> [Task goal] Every entry that follows needs to be repeated exactly.

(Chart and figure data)
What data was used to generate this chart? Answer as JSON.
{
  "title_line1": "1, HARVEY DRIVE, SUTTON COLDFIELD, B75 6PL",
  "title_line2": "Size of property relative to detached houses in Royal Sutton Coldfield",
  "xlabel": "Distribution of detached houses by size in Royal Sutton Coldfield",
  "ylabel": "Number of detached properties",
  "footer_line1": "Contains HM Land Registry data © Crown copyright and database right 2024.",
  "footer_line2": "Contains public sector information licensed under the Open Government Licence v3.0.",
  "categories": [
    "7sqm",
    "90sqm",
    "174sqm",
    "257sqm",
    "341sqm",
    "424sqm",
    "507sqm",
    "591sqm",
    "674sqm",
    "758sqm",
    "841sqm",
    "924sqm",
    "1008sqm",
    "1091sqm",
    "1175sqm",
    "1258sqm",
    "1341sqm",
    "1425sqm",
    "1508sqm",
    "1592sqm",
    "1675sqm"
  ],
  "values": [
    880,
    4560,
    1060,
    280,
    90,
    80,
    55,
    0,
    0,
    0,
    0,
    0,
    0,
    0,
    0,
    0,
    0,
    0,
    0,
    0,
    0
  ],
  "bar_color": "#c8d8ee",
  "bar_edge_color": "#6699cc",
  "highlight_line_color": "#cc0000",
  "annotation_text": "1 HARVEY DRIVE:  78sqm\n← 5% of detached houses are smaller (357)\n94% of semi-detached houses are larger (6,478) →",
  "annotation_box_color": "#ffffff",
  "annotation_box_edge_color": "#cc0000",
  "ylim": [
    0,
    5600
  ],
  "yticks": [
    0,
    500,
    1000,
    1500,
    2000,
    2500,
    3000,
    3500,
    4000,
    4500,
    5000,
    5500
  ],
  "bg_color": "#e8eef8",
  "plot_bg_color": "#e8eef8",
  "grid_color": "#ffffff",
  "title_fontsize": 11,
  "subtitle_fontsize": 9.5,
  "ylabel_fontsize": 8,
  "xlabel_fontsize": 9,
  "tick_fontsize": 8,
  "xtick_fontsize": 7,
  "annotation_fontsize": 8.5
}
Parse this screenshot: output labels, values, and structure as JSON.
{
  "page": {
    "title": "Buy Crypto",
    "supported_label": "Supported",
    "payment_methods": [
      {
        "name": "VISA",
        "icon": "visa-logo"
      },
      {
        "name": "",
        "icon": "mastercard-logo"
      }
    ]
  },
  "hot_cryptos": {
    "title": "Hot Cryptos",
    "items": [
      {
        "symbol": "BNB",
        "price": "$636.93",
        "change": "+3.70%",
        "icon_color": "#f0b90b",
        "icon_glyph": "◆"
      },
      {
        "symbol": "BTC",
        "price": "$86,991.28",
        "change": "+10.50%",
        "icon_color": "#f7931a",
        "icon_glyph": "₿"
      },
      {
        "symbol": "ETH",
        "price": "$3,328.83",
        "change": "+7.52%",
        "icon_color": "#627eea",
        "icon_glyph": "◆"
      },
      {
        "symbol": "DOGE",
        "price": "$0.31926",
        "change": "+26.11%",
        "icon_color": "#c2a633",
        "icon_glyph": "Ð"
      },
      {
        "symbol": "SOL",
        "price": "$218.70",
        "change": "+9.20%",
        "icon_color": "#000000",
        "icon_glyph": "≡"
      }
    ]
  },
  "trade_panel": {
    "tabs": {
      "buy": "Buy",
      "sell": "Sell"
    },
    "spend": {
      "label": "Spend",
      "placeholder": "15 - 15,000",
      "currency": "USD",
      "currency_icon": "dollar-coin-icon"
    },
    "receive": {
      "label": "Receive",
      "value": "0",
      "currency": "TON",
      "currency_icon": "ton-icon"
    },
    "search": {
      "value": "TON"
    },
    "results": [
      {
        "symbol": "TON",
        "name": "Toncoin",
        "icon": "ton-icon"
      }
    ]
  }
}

> [Response]
What data was used to generate this chart? Answer as JSON.
{
  "title_line1": "1, HARVEY DRIVE, SUTTON COLDFIELD, B75 6PL",
  "title_line2": "Size of property relative to detached houses in Royal Sutton Coldfield",
  "xlabel": "Distribution of detached houses by size in Royal Sutton Coldfield",
  "ylabel": "Number of detached properties",
  "footer_line1": "Contains HM Land Registry data © Crown copyright and database right 2024.",
  "footer_line2": "Contains public sector information licensed under the Open Government Licence v3.0.",
  "categories": [
    "7sqm",
    "90sqm",
    "174sqm",
    "257sqm",
    "341sqm",
    "424sqm",
    "507sqm",
    "591sqm",
    "674sqm",
    "758sqm",
    "841sqm",
    "924sqm",
    "1008sqm",
    "1091sqm",
    "1175sqm",
    "1258sqm",
    "1341sqm",
    "1425sqm",
    "1508sqm",
    "1592sqm",
    "1675sqm"
  ],
  "values": [
    880,
    4560,
    1060,
    280,
    90,
    80,
    55,
    0,
    0,
    0,
    0,
    0,
    0,
    0,
    0,
    0,
    0,
    0,
    0,
    0,
    0
  ],
  "bar_color": "#c8d8ee",
  "bar_edge_color": "#6699cc",
  "highlight_line_color": "#cc0000",
  "annotation_text": "1 HARVEY DRIVE:  78sqm\n← 5% of detached houses are smaller (357)\n94% of semi-detached houses are larger (6,478) →",
  "annotation_box_color": "#ffffff",
  "annotation_box_edge_color": "#cc0000",
  "ylim": [
    0,
    5600
  ],
  "yticks": [
    0,
    500,
    1000,
    1500,
    2000,
    2500,
    3000,
    3500,
    4000,
    4500,
    5000,
    5500
  ],
  "bg_color": "#e8eef8",
  "plot_bg_color": "#e8eef8",
  "grid_color": "#ffffff",
  "title_fontsize": 11,
  "subtitle_fontsize": 9.5,
  "ylabel_fontsize": 8,
  "xlabel_fontsize": 9,
  "tick_fontsize": 8,
  "xtick_fontsize": 7,
  "annotation_fontsize": 8.5
}
Parse this screenshot: output labels, values, and structure as JSON.
{
  "page": {
    "title": "Buy Crypto",
    "supported_label": "Supported",
    "payment_methods": [
      {
        "name": "VISA",
        "icon": "visa-logo"
      },
      {
        "name": "",
        "icon": "mastercard-logo"
      }
    ]
  },
  "hot_cryptos": {
    "title": "Hot Cryptos",
    "items": [
      {
        "symbol": "BNB",
        "price": "$636.93",
        "change": "+3.70%",
        "icon_color": "#f0b90b",
        "icon_glyph": "◆"
      },
      {
        "symbol": "BTC",
        "price": "$86,991.28",
        "change": "+10.50%",
        "icon_color": "#f7931a",
        "icon_glyph": "₿"
      },
      {
        "symbol": "ETH",
        "price": "$3,328.83",
        "change": "+7.52%",
        "icon_color": "#627eea",
        "icon_glyph": "◆"
      },
      {
        "symbol": "DOGE",
        "price": "$0.31926",
        "change": "+26.11%",
        "icon_color": "#c2a633",
        "icon_glyph": "Ð"
      },
      {
        "symbol": "SOL",
        "price": "$218.70",
        "change": "+9.20%",
        "icon_color": "#000000",
        "icon_glyph": "≡"
      }
    ]
  },
  "trade_panel": {
    "tabs": {
      "buy": "Buy",
      "sell": "Sell"
    },
    "spend": {
      "label": "Spend",
      "placeholder": "15 - 15,000",
      "currency": "USD",
      "currency_icon": "dollar-coin-icon"
    },
    "receive": {
      "label": "Receive",
      "value": "0",
      "currency": "TON",
      "currency_icon": "ton-icon"
    },
    "search": {
      "value": "TON"
    },
    "results": [
      {
        "symbol": "TON",
        "name": "Toncoin",
        "icon": "ton-icon"
      }
    ]
  }
}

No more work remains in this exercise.